> [Information supplied]
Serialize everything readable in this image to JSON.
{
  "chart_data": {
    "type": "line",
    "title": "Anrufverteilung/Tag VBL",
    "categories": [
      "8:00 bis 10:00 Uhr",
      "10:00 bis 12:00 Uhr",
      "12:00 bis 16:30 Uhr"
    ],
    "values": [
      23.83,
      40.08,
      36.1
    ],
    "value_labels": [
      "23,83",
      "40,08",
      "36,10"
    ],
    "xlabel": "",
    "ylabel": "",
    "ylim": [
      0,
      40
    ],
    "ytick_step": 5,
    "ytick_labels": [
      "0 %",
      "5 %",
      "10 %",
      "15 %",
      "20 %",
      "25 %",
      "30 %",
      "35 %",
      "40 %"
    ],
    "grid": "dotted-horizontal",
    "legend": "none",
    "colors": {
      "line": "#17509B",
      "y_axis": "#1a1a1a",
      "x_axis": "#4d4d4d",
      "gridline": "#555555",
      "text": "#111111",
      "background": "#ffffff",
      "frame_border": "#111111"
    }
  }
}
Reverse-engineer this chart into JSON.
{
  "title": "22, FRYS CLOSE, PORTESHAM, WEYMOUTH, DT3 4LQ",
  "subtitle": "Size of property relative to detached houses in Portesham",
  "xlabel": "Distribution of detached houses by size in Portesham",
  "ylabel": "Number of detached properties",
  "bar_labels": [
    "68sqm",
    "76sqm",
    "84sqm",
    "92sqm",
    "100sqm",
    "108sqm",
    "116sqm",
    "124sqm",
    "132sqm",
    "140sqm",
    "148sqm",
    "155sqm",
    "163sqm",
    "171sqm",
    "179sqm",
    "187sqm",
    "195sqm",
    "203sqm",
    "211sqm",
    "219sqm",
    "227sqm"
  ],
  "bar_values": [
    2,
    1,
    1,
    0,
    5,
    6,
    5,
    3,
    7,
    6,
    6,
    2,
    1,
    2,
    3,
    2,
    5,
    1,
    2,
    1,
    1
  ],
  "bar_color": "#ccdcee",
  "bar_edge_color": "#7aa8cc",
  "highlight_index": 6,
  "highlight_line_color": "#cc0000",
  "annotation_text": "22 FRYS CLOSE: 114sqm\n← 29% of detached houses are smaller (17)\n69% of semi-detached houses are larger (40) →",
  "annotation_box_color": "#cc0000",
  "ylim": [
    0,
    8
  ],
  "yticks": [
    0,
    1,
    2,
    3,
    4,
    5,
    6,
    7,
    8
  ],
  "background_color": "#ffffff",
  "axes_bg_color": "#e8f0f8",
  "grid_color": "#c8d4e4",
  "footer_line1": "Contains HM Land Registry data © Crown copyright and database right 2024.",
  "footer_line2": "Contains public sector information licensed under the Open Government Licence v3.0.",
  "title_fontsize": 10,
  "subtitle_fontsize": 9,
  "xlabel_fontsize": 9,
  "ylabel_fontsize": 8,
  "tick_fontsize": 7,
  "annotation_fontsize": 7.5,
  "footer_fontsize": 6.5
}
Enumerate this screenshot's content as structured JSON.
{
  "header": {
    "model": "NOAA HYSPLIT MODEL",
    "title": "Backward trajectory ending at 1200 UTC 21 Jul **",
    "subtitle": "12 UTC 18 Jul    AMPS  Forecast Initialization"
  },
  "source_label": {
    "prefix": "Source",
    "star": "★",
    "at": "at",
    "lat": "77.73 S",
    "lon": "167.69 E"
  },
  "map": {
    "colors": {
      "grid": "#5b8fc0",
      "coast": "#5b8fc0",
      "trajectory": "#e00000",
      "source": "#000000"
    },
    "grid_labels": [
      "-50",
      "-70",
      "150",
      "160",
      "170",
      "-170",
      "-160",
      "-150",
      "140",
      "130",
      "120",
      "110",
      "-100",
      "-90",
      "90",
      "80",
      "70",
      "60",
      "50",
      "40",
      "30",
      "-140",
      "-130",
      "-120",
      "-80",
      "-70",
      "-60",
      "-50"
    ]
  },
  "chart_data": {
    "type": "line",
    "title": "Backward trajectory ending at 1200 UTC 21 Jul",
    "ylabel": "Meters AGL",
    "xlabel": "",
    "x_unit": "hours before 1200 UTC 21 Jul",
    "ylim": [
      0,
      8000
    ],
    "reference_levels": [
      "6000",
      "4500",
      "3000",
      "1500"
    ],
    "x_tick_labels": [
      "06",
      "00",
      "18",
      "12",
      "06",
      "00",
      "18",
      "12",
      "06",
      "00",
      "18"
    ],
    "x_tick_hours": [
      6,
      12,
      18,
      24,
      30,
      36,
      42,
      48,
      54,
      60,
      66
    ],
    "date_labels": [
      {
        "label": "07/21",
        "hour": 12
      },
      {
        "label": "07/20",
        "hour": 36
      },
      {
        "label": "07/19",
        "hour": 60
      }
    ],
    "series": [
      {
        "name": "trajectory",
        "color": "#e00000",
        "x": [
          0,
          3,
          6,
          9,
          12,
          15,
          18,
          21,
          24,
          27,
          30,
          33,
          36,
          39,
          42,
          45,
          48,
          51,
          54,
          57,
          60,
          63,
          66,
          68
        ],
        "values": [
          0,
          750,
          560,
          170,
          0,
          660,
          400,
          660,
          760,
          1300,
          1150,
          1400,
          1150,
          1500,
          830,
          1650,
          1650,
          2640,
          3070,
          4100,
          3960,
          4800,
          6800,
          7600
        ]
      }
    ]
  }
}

> [Task objective] Exactly reproduce all of the entries.

> [Answer to this exercise]
Serialize everything readable in this image to JSON.
{
  "chart_data": {
    "type": "line",
    "title": "Anrufverteilung/Tag VBL",
    "categories": [
      "8:00 bis 10:00 Uhr",
      "10:00 bis 12:00 Uhr",
      "12:00 bis 16:30 Uhr"
    ],
    "values": [
      23.83,
      40.08,
      36.1
    ],
    "value_labels": [
      "23,83",
      "40,08",
      "36,10"
    ],
    "xlabel": "",
    "ylabel": "",
    "ylim": [
      0,
      40
    ],
    "ytick_step": 5,
    "ytick_labels": [
      "0 %",
      "5 %",
      "10 %",
      "15 %",
      "20 %",
      "25 %",
      "30 %",
      "35 %",
      "40 %"
    ],
    "grid": "dotted-horizontal",
    "legend": "none",
    "colors": {
      "line": "#17509B",
      "y_axis": "#1a1a1a",
      "x_axis": "#4d4d4d",
      "gridline": "#555555",
      "text": "#111111",
      "background": "#ffffff",
      "frame_border": "#111111"
    }
  }
}
Reverse-engineer this chart into JSON.
{
  "title": "22, FRYS CLOSE, PORTESHAM, WEYMOUTH, DT3 4LQ",
  "subtitle": "Size of property relative to detached houses in Portesham",
  "xlabel": "Distribution of detached houses by size in Portesham",
  "ylabel": "Number of detached properties",
  "bar_labels": [
    "68sqm",
    "76sqm",
    "84sqm",
    "92sqm",
    "100sqm",
    "108sqm",
    "116sqm",
    "124sqm",
    "132sqm",
    "140sqm",
    "148sqm",
    "155sqm",
    "163sqm",
    "171sqm",
    "179sqm",
    "187sqm",
    "195sqm",
    "203sqm",
    "211sqm",
    "219sqm",
    "227sqm"
  ],
  "bar_values": [
    2,
    1,
    1,
    0,
    5,
    6,
    5,
    3,
    7,
    6,
    6,
    2,
    1,
    2,
    3,
    2,
    5,
    1,
    2,
    1,
    1
  ],
  "bar_color": "#ccdcee",
  "bar_edge_color": "#7aa8cc",
  "highlight_index": 6,
  "highlight_line_color": "#cc0000",
  "annotation_text": "22 FRYS CLOSE: 114sqm\n← 29% of detached houses are smaller (17)\n69% of semi-detached houses are larger (40) →",
  "annotation_box_color": "#cc0000",
  "ylim": [
    0,
    8
  ],
  "yticks": [
    0,
    1,
    2,
    3,
    4,
    5,
    6,
    7,
    8
  ],
  "background_color": "#ffffff",
  "axes_bg_color": "#e8f0f8",
  "grid_color": "#c8d4e4",
  "footer_line1": "Contains HM Land Registry data © Crown copyright and database right 2024.",
  "footer_line2": "Contains public sector information licensed under the Open Government Licence v3.0.",
  "title_fontsize": 10,
  "subtitle_fontsize": 9,
  "xlabel_fontsize": 9,
  "ylabel_fontsize": 8,
  "tick_fontsize": 7,
  "annotation_fontsize": 7.5,
  "footer_fontsize": 6.5
}
Enumerate this screenshot's content as structured JSON.
{
  "header": {
    "model": "NOAA HYSPLIT MODEL",
    "title": "Backward trajectory ending at 1200 UTC 21 Jul **",
    "subtitle": "12 UTC 18 Jul    AMPS  Forecast Initialization"
  },
  "source_label": {
    "prefix": "Source",
    "star": "★",
    "at": "at",
    "lat": "77.73 S",
    "lon": "167.69 E"
  },
  "map": {
    "colors": {
      "grid": "#5b8fc0",
      "coast": "#5b8fc0",
      "trajectory": "#e00000",
      "source": "#000000"
    },
    "grid_labels": [
      "-50",
      "-70",
      "150",
      "160",
      "170",
      "-170",
      "-160",
      "-150",
      "140",
      "130",
      "120",
      "110",
      "-100",
      "-90",
      "90",
      "80",
      "70",
      "60",
      "50",
      "40",
      "30",
      "-140",
      "-130",
      "-120",
      "-80",
      "-70",
      "-60",
      "-50"
    ]
  },
  "chart_data": {
    "type": "line",
    "title": "Backward trajectory ending at 1200 UTC 21 Jul",
    "ylabel": "Meters AGL",
    "xlabel": "",
    "x_unit": "hours before 1200 UTC 21 Jul",
    "ylim": [
      0,
      8000
    ],
    "reference_levels": [
      "6000",
      "4500",
      "3000",
      "1500"
    ],
    "x_tick_labels": [
      "06",
      "00",
      "18",
      "12",
      "06",
      "00",
      "18",
      "12",
      "06",
      "00",
      "18"
    ],
    "x_tick_hours": [
      6,
      12,
      18,
      24,
      30,
      36,
      42,
      48,
      54,
      60,
      66
    ],
    "date_labels": [
      {
        "label": "07/21",
        "hour": 12
      },
      {
        "label": "07/20",
        "hour": 36
      },
      {
        "label": "07/19",
        "hour": 60
      }
    ],
    "series": [
      {
        "name": "trajectory",
        "color": "#e00000",
        "x": [
          0,
          3,
          6,
          9,
          12,
          15,
          18,
          21,
          24,
          27,
          30,
          33,
          36,
          39,
          42,
          45,
          48,
          51,
          54,
          57,
          60,
          63,
          66,
          68
        ],
        "values": [
          0,
          750,
          560,
          170,
          0,
          660,
          400,
          660,
          760,
          1300,
          1150,
          1400,
          1150,
          1500,
          830,
          1650,
          1650,
          2640,
          3070,
          4100,
          3960,
          4800,
          6800,
          7600
        ]
      }
    ]
  }
}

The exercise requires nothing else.